--- Start EXTRACTED DATA ---

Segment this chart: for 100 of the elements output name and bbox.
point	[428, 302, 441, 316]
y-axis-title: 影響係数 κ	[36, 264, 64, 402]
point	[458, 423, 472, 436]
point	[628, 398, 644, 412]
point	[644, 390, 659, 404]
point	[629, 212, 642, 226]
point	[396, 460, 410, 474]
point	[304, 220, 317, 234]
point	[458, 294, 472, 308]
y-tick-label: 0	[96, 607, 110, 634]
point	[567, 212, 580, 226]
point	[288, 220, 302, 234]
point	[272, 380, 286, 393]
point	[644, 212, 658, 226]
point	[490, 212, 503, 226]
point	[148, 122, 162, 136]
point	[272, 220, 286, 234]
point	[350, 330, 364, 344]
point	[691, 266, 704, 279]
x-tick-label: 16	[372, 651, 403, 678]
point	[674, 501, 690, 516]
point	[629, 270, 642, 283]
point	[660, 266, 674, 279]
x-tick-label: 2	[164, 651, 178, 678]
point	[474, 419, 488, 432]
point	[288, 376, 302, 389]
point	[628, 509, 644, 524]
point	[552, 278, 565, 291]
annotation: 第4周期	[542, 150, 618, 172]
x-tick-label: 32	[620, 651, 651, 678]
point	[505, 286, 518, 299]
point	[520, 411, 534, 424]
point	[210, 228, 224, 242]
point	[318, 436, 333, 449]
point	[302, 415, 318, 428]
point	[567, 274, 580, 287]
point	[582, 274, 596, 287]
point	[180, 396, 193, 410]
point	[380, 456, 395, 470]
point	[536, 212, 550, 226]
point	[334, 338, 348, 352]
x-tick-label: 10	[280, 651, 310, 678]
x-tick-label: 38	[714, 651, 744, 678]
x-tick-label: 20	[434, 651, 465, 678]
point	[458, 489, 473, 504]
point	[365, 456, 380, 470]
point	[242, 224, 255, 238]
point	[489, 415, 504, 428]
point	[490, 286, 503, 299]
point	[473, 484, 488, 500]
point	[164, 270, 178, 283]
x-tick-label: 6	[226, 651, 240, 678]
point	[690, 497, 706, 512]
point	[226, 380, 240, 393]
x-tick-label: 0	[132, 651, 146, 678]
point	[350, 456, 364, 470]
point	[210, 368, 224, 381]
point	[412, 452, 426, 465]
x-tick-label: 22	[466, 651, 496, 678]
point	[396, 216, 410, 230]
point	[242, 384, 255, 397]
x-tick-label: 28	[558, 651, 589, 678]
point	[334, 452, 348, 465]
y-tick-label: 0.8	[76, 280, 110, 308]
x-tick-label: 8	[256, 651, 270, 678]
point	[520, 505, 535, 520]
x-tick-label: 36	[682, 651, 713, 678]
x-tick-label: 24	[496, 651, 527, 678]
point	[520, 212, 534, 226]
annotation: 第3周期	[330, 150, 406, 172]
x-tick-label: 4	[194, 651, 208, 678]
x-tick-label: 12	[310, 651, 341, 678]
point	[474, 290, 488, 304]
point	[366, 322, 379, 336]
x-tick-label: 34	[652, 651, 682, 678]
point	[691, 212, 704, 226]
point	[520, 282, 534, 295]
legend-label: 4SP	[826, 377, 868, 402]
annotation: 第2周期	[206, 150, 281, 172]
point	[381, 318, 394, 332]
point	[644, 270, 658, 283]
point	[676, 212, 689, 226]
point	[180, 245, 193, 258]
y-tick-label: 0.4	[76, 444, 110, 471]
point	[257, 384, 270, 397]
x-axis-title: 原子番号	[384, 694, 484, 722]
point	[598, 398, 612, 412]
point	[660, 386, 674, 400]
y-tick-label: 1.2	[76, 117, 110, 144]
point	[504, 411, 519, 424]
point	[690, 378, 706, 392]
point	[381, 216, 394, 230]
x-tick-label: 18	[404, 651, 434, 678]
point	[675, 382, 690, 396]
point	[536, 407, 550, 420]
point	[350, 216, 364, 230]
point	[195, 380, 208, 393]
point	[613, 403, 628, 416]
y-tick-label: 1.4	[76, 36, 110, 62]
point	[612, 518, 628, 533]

--- End EXTRACTED DATA ---

Rewrite the rows above, changing every "x-tick-label" to "x-axis-tick" and leaving everything else as it is.

**EXPECTED ANSWER**:
Segment this chart: for 100 of the elements output name and bbox.
point	[428, 302, 441, 316]
y-axis-title: 影響係数 κ	[36, 264, 64, 402]
point	[458, 423, 472, 436]
point	[628, 398, 644, 412]
point	[644, 390, 659, 404]
point	[629, 212, 642, 226]
point	[396, 460, 410, 474]
point	[304, 220, 317, 234]
point	[458, 294, 472, 308]
y-tick-label: 0	[96, 607, 110, 634]
point	[567, 212, 580, 226]
point	[288, 220, 302, 234]
point	[272, 380, 286, 393]
point	[644, 212, 658, 226]
point	[490, 212, 503, 226]
point	[148, 122, 162, 136]
point	[272, 220, 286, 234]
point	[350, 330, 364, 344]
point	[691, 266, 704, 279]
x-axis-tick: 16	[372, 651, 403, 678]
point	[674, 501, 690, 516]
point	[629, 270, 642, 283]
point	[660, 266, 674, 279]
x-axis-tick: 2	[164, 651, 178, 678]
point	[474, 419, 488, 432]
point	[288, 376, 302, 389]
point	[628, 509, 644, 524]
point	[552, 278, 565, 291]
annotation: 第4周期	[542, 150, 618, 172]
x-axis-tick: 32	[620, 651, 651, 678]
point	[505, 286, 518, 299]
point	[520, 411, 534, 424]
point	[210, 228, 224, 242]
point	[318, 436, 333, 449]
point	[302, 415, 318, 428]
point	[567, 274, 580, 287]
point	[582, 274, 596, 287]
point	[180, 396, 193, 410]
point	[380, 456, 395, 470]
point	[536, 212, 550, 226]
point	[334, 338, 348, 352]
x-axis-tick: 10	[280, 651, 310, 678]
x-axis-tick: 38	[714, 651, 744, 678]
x-axis-tick: 20	[434, 651, 465, 678]
point	[458, 489, 473, 504]
point	[365, 456, 380, 470]
point	[242, 224, 255, 238]
point	[489, 415, 504, 428]
point	[490, 286, 503, 299]
point	[473, 484, 488, 500]
point	[164, 270, 178, 283]
x-axis-tick: 6	[226, 651, 240, 678]
point	[690, 497, 706, 512]
point	[226, 380, 240, 393]
x-axis-tick: 0	[132, 651, 146, 678]
point	[350, 456, 364, 470]
point	[210, 368, 224, 381]
point	[412, 452, 426, 465]
x-axis-tick: 22	[466, 651, 496, 678]
point	[396, 216, 410, 230]
point	[242, 384, 255, 397]
x-axis-tick: 28	[558, 651, 589, 678]
point	[334, 452, 348, 465]
y-tick-label: 0.8	[76, 280, 110, 308]
x-axis-tick: 8	[256, 651, 270, 678]
point	[520, 505, 535, 520]
x-axis-tick: 36	[682, 651, 713, 678]
x-axis-tick: 24	[496, 651, 527, 678]
point	[520, 212, 534, 226]
annotation: 第3周期	[330, 150, 406, 172]
x-axis-tick: 4	[194, 651, 208, 678]
x-axis-tick: 12	[310, 651, 341, 678]
point	[474, 290, 488, 304]
point	[366, 322, 379, 336]
x-axis-tick: 34	[652, 651, 682, 678]
point	[691, 212, 704, 226]
point	[520, 282, 534, 295]
legend-label: 4SP	[826, 377, 868, 402]
annotation: 第2周期	[206, 150, 281, 172]
point	[381, 318, 394, 332]
point	[644, 270, 658, 283]
point	[676, 212, 689, 226]
point	[180, 245, 193, 258]
y-tick-label: 0.4	[76, 444, 110, 471]
point	[257, 384, 270, 397]
x-axis-title: 原子番号	[384, 694, 484, 722]
point	[598, 398, 612, 412]
point	[660, 386, 674, 400]
y-tick-label: 1.2	[76, 117, 110, 144]
point	[504, 411, 519, 424]
point	[690, 378, 706, 392]
point	[381, 216, 394, 230]
x-axis-tick: 18	[404, 651, 434, 678]
point	[675, 382, 690, 396]
point	[536, 407, 550, 420]
point	[350, 216, 364, 230]
point	[195, 380, 208, 393]
point	[613, 403, 628, 416]
y-tick-label: 1.4	[76, 36, 110, 62]
point	[612, 518, 628, 533]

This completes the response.